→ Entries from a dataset
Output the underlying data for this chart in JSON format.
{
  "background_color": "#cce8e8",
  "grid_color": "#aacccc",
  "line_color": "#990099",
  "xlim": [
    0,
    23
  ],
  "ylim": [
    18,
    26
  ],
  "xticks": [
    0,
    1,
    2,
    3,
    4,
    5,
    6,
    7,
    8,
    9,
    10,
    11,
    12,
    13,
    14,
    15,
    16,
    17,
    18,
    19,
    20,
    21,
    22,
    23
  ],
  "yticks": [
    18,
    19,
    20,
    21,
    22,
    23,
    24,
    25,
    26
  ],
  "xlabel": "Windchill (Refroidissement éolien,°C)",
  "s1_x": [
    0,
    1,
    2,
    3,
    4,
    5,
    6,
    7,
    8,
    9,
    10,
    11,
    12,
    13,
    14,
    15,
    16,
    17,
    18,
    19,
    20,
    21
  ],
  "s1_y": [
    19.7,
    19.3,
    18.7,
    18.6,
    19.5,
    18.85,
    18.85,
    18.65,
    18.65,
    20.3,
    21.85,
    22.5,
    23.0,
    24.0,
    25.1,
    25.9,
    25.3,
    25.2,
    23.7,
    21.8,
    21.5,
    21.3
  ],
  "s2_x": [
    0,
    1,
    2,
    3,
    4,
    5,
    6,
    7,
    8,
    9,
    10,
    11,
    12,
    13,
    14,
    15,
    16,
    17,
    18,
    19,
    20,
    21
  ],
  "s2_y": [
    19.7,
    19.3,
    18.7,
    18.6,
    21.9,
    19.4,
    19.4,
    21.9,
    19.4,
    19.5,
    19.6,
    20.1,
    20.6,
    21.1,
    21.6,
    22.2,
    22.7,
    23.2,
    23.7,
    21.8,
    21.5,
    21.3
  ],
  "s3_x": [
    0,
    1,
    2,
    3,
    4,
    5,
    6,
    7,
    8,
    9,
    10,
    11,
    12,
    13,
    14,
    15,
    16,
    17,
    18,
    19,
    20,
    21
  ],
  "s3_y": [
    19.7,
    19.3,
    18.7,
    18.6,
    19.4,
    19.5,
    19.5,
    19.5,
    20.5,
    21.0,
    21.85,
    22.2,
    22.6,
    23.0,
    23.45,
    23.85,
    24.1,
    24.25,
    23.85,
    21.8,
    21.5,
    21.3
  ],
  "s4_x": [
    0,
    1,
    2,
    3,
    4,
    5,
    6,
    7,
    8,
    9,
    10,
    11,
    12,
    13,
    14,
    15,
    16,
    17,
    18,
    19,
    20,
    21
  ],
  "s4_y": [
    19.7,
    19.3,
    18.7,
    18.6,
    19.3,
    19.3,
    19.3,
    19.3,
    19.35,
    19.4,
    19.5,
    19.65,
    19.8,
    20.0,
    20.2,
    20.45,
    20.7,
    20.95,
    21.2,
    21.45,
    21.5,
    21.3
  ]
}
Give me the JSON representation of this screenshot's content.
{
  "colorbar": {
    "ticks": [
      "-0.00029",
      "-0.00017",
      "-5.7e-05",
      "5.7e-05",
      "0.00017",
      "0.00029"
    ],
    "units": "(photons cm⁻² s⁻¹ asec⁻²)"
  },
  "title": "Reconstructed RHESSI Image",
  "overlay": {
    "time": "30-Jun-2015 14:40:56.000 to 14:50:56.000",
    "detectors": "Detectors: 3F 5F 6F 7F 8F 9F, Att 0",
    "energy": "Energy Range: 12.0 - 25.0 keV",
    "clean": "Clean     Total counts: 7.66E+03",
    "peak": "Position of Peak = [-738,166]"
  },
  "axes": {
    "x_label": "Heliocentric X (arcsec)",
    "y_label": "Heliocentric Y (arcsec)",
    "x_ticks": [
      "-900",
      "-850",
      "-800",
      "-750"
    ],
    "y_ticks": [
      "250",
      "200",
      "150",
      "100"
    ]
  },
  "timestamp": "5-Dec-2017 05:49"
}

→ Exercise task
Reproduce each line of the entries in which the word "arcsec" is found.

→ Solution to the problem
    "x_label": "Heliocentric X (arcsec)",
    "y_label": "Heliocentric Y (arcsec)",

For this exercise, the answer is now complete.